Reproduce the material below in full, renaming every instance of "work-card-thumbnail" to "work-card-image" and leaving everything else unchanged.

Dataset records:

····················

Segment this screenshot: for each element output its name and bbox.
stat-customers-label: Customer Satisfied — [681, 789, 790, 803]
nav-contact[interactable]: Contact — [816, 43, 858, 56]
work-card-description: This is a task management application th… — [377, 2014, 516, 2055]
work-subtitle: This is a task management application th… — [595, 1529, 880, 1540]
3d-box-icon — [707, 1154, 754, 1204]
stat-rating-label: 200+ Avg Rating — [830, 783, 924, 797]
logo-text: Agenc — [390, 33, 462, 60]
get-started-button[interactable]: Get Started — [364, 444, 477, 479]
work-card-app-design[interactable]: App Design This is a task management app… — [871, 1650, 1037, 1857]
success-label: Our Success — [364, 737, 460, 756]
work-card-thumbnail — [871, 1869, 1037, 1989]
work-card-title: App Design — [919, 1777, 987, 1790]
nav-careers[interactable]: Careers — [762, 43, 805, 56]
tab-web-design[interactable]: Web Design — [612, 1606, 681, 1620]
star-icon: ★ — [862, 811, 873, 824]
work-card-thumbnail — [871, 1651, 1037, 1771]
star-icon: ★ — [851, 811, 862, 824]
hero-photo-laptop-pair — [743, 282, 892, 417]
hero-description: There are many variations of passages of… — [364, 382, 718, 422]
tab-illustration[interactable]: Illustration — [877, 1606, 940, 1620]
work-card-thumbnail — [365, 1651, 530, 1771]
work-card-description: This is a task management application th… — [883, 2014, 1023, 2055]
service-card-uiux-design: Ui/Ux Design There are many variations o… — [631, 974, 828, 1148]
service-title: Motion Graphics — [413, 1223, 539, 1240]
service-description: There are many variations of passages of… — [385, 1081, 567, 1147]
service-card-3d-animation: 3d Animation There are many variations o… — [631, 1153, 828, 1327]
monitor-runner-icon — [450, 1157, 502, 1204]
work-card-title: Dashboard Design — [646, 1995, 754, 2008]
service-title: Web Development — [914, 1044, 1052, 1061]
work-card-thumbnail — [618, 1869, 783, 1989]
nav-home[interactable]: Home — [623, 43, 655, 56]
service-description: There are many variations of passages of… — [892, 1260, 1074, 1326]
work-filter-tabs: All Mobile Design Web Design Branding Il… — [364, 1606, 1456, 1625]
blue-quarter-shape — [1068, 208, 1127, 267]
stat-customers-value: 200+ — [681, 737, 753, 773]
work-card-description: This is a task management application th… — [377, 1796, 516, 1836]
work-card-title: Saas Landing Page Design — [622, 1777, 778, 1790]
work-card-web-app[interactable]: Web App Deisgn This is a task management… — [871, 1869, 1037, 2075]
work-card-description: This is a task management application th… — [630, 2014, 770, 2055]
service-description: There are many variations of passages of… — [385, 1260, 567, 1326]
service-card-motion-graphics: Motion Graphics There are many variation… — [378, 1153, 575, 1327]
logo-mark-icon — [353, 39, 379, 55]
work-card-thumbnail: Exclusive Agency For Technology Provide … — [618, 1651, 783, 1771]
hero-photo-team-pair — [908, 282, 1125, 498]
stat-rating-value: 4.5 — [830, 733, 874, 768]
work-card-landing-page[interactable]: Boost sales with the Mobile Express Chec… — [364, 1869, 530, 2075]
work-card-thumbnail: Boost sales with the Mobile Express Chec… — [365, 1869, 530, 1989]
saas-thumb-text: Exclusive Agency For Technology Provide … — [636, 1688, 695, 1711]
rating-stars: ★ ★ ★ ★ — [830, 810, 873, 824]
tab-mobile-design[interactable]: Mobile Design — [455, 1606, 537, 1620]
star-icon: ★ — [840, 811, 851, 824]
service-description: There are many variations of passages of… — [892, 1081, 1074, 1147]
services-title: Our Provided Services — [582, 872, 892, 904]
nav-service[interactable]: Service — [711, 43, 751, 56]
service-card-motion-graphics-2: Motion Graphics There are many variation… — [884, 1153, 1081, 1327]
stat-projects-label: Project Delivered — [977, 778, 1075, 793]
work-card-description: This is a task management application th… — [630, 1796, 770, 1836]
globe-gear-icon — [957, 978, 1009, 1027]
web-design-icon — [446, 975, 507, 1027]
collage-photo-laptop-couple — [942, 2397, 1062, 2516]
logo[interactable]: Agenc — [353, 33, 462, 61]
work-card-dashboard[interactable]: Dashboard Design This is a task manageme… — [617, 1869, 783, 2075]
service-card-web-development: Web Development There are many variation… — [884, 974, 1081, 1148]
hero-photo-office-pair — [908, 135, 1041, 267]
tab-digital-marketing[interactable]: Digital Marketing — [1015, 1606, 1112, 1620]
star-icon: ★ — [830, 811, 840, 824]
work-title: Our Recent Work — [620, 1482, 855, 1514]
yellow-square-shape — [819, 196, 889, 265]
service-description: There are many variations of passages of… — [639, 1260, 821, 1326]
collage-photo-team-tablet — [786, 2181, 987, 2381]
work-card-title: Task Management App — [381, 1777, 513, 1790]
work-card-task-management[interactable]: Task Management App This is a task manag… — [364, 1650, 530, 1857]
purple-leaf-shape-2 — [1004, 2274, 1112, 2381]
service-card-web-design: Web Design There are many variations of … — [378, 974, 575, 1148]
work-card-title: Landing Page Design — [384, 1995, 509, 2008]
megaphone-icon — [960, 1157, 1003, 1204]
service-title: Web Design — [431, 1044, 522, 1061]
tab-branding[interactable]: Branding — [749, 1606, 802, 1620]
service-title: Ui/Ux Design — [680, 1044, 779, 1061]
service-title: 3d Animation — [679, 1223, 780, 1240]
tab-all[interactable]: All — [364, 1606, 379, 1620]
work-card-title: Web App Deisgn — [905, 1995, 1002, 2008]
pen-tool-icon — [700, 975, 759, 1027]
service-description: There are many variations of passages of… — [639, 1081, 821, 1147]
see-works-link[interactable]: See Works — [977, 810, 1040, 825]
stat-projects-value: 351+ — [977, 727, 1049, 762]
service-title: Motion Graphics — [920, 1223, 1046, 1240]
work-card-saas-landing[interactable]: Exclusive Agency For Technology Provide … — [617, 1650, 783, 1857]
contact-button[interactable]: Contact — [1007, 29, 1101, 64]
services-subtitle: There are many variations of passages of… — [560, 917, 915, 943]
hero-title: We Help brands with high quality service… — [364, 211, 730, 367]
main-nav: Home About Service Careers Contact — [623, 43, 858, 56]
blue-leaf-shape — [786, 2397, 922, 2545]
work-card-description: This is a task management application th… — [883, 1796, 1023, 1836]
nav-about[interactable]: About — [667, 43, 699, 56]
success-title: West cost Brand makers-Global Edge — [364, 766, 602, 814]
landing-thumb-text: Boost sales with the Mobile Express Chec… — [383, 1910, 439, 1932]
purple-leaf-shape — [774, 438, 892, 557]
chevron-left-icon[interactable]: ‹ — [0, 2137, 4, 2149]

····················

| Final result |
Segment this screenshot: for each element output its name and bbox.
stat-customers-label: Customer Satisfied — [681, 789, 790, 803]
nav-contact[interactable]: Contact — [816, 43, 858, 56]
work-card-description: This is a task management application th… — [377, 2014, 516, 2055]
work-subtitle: This is a task management application th… — [595, 1529, 880, 1540]
3d-box-icon — [707, 1154, 754, 1204]
stat-rating-label: 200+ Avg Rating — [830, 783, 924, 797]
logo-text: Agenc — [390, 33, 462, 60]
get-started-button[interactable]: Get Started — [364, 444, 477, 479]
work-card-app-design[interactable]: App Design This is a task management app… — [871, 1650, 1037, 1857]
success-label: Our Success — [364, 737, 460, 756]
work-card-image — [871, 1869, 1037, 1989]
work-card-title: App Design — [919, 1777, 987, 1790]
nav-careers[interactable]: Careers — [762, 43, 805, 56]
tab-web-design[interactable]: Web Design — [612, 1606, 681, 1620]
star-icon: ★ — [862, 811, 873, 824]
work-card-image — [871, 1651, 1037, 1771]
star-icon: ★ — [851, 811, 862, 824]
hero-photo-laptop-pair — [743, 282, 892, 417]
hero-description: There are many variations of passages of… — [364, 382, 718, 422]
tab-illustration[interactable]: Illustration — [877, 1606, 940, 1620]
work-card-image — [365, 1651, 530, 1771]
work-card-description: This is a task management application th… — [883, 2014, 1023, 2055]
service-card-uiux-design: Ui/Ux Design There are many variations o… — [631, 974, 828, 1148]
service-title: Motion Graphics — [413, 1223, 539, 1240]
service-description: There are many variations of passages of… — [385, 1081, 567, 1147]
service-card-3d-animation: 3d Animation There are many variations o… — [631, 1153, 828, 1327]
monitor-runner-icon — [450, 1157, 502, 1204]
work-card-title: Dashboard Design — [646, 1995, 754, 2008]
service-title: Web Development — [914, 1044, 1052, 1061]
work-card-image — [618, 1869, 783, 1989]
nav-home[interactable]: Home — [623, 43, 655, 56]
service-description: There are many variations of passages of… — [892, 1260, 1074, 1326]
work-filter-tabs: All Mobile Design Web Design Branding Il… — [364, 1606, 1456, 1625]
blue-quarter-shape — [1068, 208, 1127, 267]
stat-customers-value: 200+ — [681, 737, 753, 773]
work-card-description: This is a task management application th… — [377, 1796, 516, 1836]
work-card-title: Saas Landing Page Design — [622, 1777, 778, 1790]
work-card-web-app[interactable]: Web App Deisgn This is a task management… — [871, 1869, 1037, 2075]
work-card-description: This is a task management application th… — [630, 2014, 770, 2055]
service-description: There are many variations of passages of… — [385, 1260, 567, 1326]
service-card-motion-graphics: Motion Graphics There are many variation… — [378, 1153, 575, 1327]
logo-mark-icon — [353, 39, 379, 55]
work-card-image: Exclusive Agency For Technology Provide … — [618, 1651, 783, 1771]
hero-photo-team-pair — [908, 282, 1125, 498]
stat-rating-value: 4.5 — [830, 733, 874, 768]
work-card-landing-page[interactable]: Boost sales with the Mobile Express Chec… — [364, 1869, 530, 2075]
work-card-image: Boost sales with the Mobile Express Chec… — [365, 1869, 530, 1989]
saas-thumb-text: Exclusive Agency For Technology Provide … — [636, 1688, 695, 1711]
rating-stars: ★ ★ ★ ★ — [830, 810, 873, 824]
tab-mobile-design[interactable]: Mobile Design — [455, 1606, 537, 1620]
star-icon: ★ — [840, 811, 851, 824]
service-description: There are many variations of passages of… — [892, 1081, 1074, 1147]
services-title: Our Provided Services — [582, 872, 892, 904]
nav-service[interactable]: Service — [711, 43, 751, 56]
service-card-motion-graphics-2: Motion Graphics There are many variation… — [884, 1153, 1081, 1327]
stat-projects-label: Project Delivered — [977, 778, 1075, 793]
work-card-description: This is a task management application th… — [630, 1796, 770, 1836]
globe-gear-icon — [957, 978, 1009, 1027]
web-design-icon — [446, 975, 507, 1027]
collage-photo-laptop-couple — [942, 2397, 1062, 2516]
logo[interactable]: Agenc — [353, 33, 462, 61]
work-card-dashboard[interactable]: Dashboard Design This is a task manageme… — [617, 1869, 783, 2075]
service-card-web-development: Web Development There are many variation… — [884, 974, 1081, 1148]
hero-photo-office-pair — [908, 135, 1041, 267]
tab-digital-marketing[interactable]: Digital Marketing — [1015, 1606, 1112, 1620]
star-icon: ★ — [830, 811, 840, 824]
work-title: Our Recent Work — [620, 1482, 855, 1514]
yellow-square-shape — [819, 196, 889, 265]
service-description: There are many variations of passages of… — [639, 1260, 821, 1326]
collage-photo-team-tablet — [786, 2181, 987, 2381]
work-card-title: Task Management App — [381, 1777, 513, 1790]
work-card-task-management[interactable]: Task Management App This is a task manag… — [364, 1650, 530, 1857]
purple-leaf-shape-2 — [1004, 2274, 1112, 2381]
service-card-web-design: Web Design There are many variations of … — [378, 974, 575, 1148]
work-card-title: Landing Page Design — [384, 1995, 509, 2008]
megaphone-icon — [960, 1157, 1003, 1204]
service-title: Web Design — [431, 1044, 522, 1061]
tab-branding[interactable]: Branding — [749, 1606, 802, 1620]
service-title: Ui/Ux Design — [680, 1044, 779, 1061]
service-title: 3d Animation — [679, 1223, 780, 1240]
tab-all[interactable]: All — [364, 1606, 379, 1620]
work-card-title: Web App Deisgn — [905, 1995, 1002, 2008]
pen-tool-icon — [700, 975, 759, 1027]
service-description: There are many variations of passages of… — [639, 1081, 821, 1147]
see-works-link[interactable]: See Works — [977, 810, 1040, 825]
stat-projects-value: 351+ — [977, 727, 1049, 762]
service-title: Motion Graphics — [920, 1223, 1046, 1240]
work-card-saas-landing[interactable]: Exclusive Agency For Technology Provide … — [617, 1650, 783, 1857]
contact-button[interactable]: Contact — [1007, 29, 1101, 64]
services-subtitle: There are many variations of passages of… — [560, 917, 915, 943]
hero-title: We Help brands with high quality service… — [364, 211, 730, 367]
main-nav: Home About Service Careers Contact — [623, 43, 858, 56]
blue-leaf-shape — [786, 2397, 922, 2545]
work-card-description: This is a task management application th… — [883, 1796, 1023, 1836]
nav-about[interactable]: About — [667, 43, 699, 56]
success-title: West cost Brand makers-Global Edge — [364, 766, 602, 814]
landing-thumb-text: Boost sales with the Mobile Express Chec… — [383, 1910, 439, 1932]
purple-leaf-shape — [774, 438, 892, 557]
chevron-left-icon[interactable]: ‹ — [0, 2137, 4, 2149]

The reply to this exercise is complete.